* [Passage to read]:
— Start —

PCM is the process of making maps that attempt to make visible the association between land and local communities by using cartography. Participatory maps show spatial information on the layout of an area, which is created jointly with local people. We used PCM technique in this study to provide an in-depth understanding of the factors and processes involved in determining how people migrated from areas in Lower Shabelle and Bay to camps for internally displaced persons (IDP) in the Afgooye Corridor, Mogadishu. We focussed on those that migrated during the during the drought and health crisis in 2017.
Using PCM we set out to answer the research questions:
- Which migration routes did people use?
- Why were these routes preferred?
- What happened during the journey that affected your health, and where did these events occur?
Data collection was undertaken by two local data collectors (both had prior experience in qualitative data collection) and supported by the lead researcher. Community Health Workers helped arrange the interviews and focus groups and locate participants. Potential participants was purposively sampled from the lists of camp residents that had been compiled as part of the Concern/UCL Nutrition and Mortality Monitoring System. They were then approached and invited to take part in the study.
Participants who had given informed consent were initially asked to take part in focus group discussions and/or interviews on the topic of migration and health. A purposively selected case series of IDPs, including both adult women and men, were then selected from these participants and invited to take part in the PCM exercise. The primary selection criteria for the PCM was based on their knowledge of the migration routes that they had used during their journey to the IDP camps.

— End —

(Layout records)
— Start —

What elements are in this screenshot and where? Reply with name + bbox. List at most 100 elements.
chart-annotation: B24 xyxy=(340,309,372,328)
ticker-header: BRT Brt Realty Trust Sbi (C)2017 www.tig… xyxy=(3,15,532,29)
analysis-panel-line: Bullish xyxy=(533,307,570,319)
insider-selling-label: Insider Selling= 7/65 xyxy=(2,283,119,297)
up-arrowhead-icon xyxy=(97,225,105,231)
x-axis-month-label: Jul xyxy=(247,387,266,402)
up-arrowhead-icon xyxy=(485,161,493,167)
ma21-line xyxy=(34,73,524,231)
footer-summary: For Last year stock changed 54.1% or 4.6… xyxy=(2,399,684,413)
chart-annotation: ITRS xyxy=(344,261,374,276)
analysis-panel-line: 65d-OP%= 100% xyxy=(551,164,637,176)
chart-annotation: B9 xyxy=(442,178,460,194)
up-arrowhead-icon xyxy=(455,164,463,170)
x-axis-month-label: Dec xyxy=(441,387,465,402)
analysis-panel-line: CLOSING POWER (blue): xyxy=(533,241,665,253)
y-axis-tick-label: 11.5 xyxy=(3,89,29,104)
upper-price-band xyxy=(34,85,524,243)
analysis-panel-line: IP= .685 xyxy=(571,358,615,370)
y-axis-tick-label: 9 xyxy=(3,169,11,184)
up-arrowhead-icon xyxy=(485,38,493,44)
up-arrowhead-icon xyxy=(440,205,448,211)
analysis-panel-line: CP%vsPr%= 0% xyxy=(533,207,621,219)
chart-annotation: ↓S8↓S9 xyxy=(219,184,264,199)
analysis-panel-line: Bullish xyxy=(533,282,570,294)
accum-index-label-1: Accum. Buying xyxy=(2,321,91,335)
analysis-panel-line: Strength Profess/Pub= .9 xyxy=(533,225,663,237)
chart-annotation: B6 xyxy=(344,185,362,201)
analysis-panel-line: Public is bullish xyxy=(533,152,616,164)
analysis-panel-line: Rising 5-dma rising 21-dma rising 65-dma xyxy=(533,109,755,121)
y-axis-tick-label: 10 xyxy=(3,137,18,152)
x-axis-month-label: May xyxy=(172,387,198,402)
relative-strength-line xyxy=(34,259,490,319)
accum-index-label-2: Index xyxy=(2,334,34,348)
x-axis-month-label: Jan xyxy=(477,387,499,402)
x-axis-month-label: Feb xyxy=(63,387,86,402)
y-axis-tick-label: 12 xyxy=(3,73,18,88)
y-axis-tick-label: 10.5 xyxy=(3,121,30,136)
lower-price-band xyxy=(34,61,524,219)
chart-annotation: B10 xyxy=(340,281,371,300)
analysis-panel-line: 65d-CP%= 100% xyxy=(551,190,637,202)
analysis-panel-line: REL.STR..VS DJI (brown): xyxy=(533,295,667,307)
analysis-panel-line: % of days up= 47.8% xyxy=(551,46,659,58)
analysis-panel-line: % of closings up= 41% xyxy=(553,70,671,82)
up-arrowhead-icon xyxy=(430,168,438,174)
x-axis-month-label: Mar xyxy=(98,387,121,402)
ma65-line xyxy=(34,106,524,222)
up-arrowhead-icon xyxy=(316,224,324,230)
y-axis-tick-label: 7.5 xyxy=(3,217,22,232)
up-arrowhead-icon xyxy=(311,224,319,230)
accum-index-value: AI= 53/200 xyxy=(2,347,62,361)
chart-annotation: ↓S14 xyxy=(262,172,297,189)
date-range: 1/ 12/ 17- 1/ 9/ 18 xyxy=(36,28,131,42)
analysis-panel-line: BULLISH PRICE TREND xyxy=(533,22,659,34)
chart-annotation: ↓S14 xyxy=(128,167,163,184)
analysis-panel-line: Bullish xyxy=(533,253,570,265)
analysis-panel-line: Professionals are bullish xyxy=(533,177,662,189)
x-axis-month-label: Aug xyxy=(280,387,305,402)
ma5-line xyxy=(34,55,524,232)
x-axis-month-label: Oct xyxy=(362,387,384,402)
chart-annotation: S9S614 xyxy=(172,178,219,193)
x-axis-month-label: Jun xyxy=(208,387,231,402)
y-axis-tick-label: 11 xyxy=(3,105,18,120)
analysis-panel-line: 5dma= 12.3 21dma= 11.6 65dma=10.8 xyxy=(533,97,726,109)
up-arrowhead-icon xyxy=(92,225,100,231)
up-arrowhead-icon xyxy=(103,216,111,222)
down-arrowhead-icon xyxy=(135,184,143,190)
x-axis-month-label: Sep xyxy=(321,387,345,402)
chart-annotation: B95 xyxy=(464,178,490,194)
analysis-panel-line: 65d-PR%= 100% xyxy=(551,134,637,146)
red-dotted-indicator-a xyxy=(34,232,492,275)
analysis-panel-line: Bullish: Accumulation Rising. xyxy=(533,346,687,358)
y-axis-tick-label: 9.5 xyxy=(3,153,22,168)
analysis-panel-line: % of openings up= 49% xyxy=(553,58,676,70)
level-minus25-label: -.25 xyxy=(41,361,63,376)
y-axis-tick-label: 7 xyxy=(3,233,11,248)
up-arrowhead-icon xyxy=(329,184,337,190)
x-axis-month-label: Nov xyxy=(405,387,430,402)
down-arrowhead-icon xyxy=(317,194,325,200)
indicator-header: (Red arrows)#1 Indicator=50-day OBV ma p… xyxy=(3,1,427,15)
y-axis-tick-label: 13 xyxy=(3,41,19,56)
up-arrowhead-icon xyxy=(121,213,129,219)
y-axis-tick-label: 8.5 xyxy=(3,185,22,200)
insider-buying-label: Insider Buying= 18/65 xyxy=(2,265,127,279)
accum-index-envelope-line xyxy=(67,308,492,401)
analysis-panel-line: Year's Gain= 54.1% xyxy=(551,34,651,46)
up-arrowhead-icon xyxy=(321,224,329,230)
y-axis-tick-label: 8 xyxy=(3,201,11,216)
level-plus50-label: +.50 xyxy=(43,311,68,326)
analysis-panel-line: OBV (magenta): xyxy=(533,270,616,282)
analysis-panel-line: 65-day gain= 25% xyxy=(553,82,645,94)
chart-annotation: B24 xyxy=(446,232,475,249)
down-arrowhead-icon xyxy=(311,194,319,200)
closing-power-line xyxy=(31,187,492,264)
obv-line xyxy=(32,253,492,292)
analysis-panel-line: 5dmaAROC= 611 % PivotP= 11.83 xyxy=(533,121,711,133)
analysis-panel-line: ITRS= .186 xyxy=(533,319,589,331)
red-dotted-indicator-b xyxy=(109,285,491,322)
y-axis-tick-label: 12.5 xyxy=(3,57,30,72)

— End —

* [Short task A]:
Render the records as a JSON list of strings, one string per line and blank lines omitted, starting with the first line of the records and going on through the line with "up-arrowhead-icon xyxy=(485,38,493,44)".
* [Short task B]:
Finish out the next part of the passage on mapping migration routes to the IDP camps, picking up from where it stops.

* [Task answer A]:
[
  "What elements are in this screenshot and where? Reply with name + bbox. List at most 100 elements.",
  "chart-annotation: B24 xyxy=(340,309,372,328)",
  "ticker-header: BRT Brt Realty Trust Sbi (C)2017 www.tig… xyxy=(3,15,532,29)",
  "analysis-panel-line: Bullish xyxy=(533,307,570,319)",
  "insider-selling-label: Insider Selling= 7/65 xyxy=(2,283,119,297)",
  "up-arrowhead-icon xyxy=(97,225,105,231)",
  "x-axis-month-label: Jul xyxy=(247,387,266,402)",
  "up-arrowhead-icon xyxy=(485,161,493,167)",
  "ma21-line xyxy=(34,73,524,231)",
  "footer-summary: For Last year stock changed 54.1% or 4.6… xyxy=(2,399,684,413)",
  "chart-annotation: ITRS xyxy=(344,261,374,276)",
  "analysis-panel-line: 65d-OP%= 100% xyxy=(551,164,637,176)",
  "chart-annotation: B9 xyxy=(442,178,460,194)",
  "up-arrowhead-icon xyxy=(455,164,463,170)",
  "x-axis-month-label: Dec xyxy=(441,387,465,402)",
  "analysis-panel-line: CLOSING POWER (blue): xyxy=(533,241,665,253)",
  "y-axis-tick-label: 11.5 xyxy=(3,89,29,104)",
  "upper-price-band xyxy=(34,85,524,243)",
  "analysis-panel-line: IP= .685 xyxy=(571,358,615,370)",
  "y-axis-tick-label: 9 xyxy=(3,169,11,184)",
  "up-arrowhead-icon xyxy=(485,38,493,44)"
]

* [Task answer B]:
We conducted six PCM exercises, each done with one individual participant or with several members of a family. The first two maps were constructed using large-scale printed Somalia maps. (Photo 1) However, we found that this process had limited success as the maps we were able to obtain and print did not have a high enough resolution to show all the villages where people were coming from or passing through on their journeys, so the resulting maps were somewhat sketchy. We therefore decided to use manual drawing and began each mapping exercise with a blank piece of paper. (Photo 2)

This approach proved much more successful in elucidating and illustrating the routes and transportation means that they had used to travel to the camps. It also revealed interesting information on the difficult decisions that families had to make during their journeys and some of the potential costs that they paid in terms of health outcomes.

Our experience, so far, with using PCM is that it is a useful additional tool to have available for use in qualitative studies. It helps capture information that would be hard to understand and visualise from a verbal narrative on its own, and helps the participant to recall and recount the migratory journey. As with other similar approaches, asking people to recount, and at some level re-experience, journeys that may have involved the loss of livelihoods and family members may be traumatic. Fully informed consent and sensitive handling of the mapping process is essential.